====== RECORD LIST ======

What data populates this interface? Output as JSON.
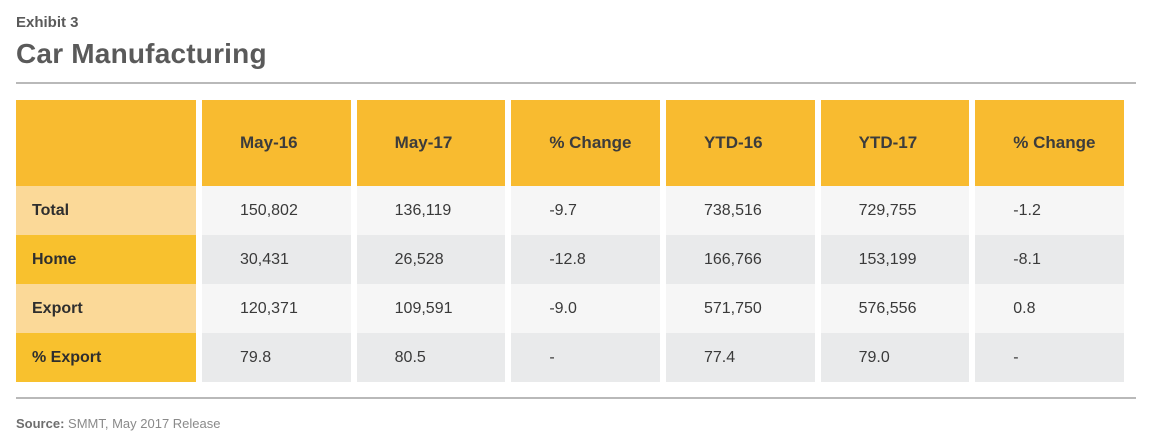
{
  "header": {
    "exhibit": "Exhibit 3",
    "title": "Car Manufacturing"
  },
  "table": {
    "columns": [
      "",
      "May-16",
      "May-17",
      "% Change",
      "YTD-16",
      "YTD-17",
      "% Change"
    ],
    "rows": [
      {
        "label": "Total",
        "cells": [
          "150,802",
          "136,119",
          "-9.7",
          "738,516",
          "729,755",
          "-1.2"
        ]
      },
      {
        "label": "Home",
        "cells": [
          "30,431",
          "26,528",
          "-12.8",
          "166,766",
          "153,199",
          "-8.1"
        ]
      },
      {
        "label": "Export",
        "cells": [
          "120,371",
          "109,591",
          "-9.0",
          "571,750",
          "576,556",
          "0.8"
        ]
      },
      {
        "label": "% Export",
        "cells": [
          "79.8",
          "80.5",
          "-",
          "77.4",
          "79.0",
          "-"
        ]
      }
    ]
  },
  "footer": {
    "source_label": "Source:",
    "source_text": "SMMT, May 2017 Release"
  },
  "colors": {
    "header_fill": "#f8bb30",
    "row_label_light": "#fbd998",
    "row_label_dark": "#f8c12e",
    "row_light": "#f6f6f6",
    "row_dark": "#e9eaeb"
  }
}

======

** EXERCISE **
Reproduce each line word for word and drop the pictures.

** OUTPUT OF THE EXERCISE **
What data populates this interface? Output as JSON.
{
  "header": {
    "exhibit": "Exhibit 3",
    "title": "Car Manufacturing"
  },
  "table": {
    "columns": [
      "",
      "May-16",
      "May-17",
      "% Change",
      "YTD-16",
      "YTD-17",
      "% Change"
    ],
    "rows": [
      {
        "label": "Total",
        "cells": [
          "150,802",
          "136,119",
          "-9.7",
          "738,516",
          "729,755",
          "-1.2"
        ]
      },
      {
        "label": "Home",
        "cells": [
          "30,431",
          "26,528",
          "-12.8",
          "166,766",
          "153,199",
          "-8.1"
        ]
      },
      {
        "label": "Export",
        "cells": [
          "120,371",
          "109,591",
          "-9.0",
          "571,750",
          "576,556",
          "0.8"
        ]
      },
      {
        "label": "% Export",
        "cells": [
          "79.8",
          "80.5",
          "-",
          "77.4",
          "79.0",
          "-"
        ]
      }
    ]
  },
  "footer": {
    "source_label": "Source:",
    "source_text": "SMMT, May 2017 Release"
  },
  "colors": {
    "header_fill": "#f8bb30",
    "row_label_light": "#fbd998",
    "row_label_dark": "#f8c12e",
    "row_light": "#f6f6f6",
    "row_dark": "#e9eaeb"
  }
}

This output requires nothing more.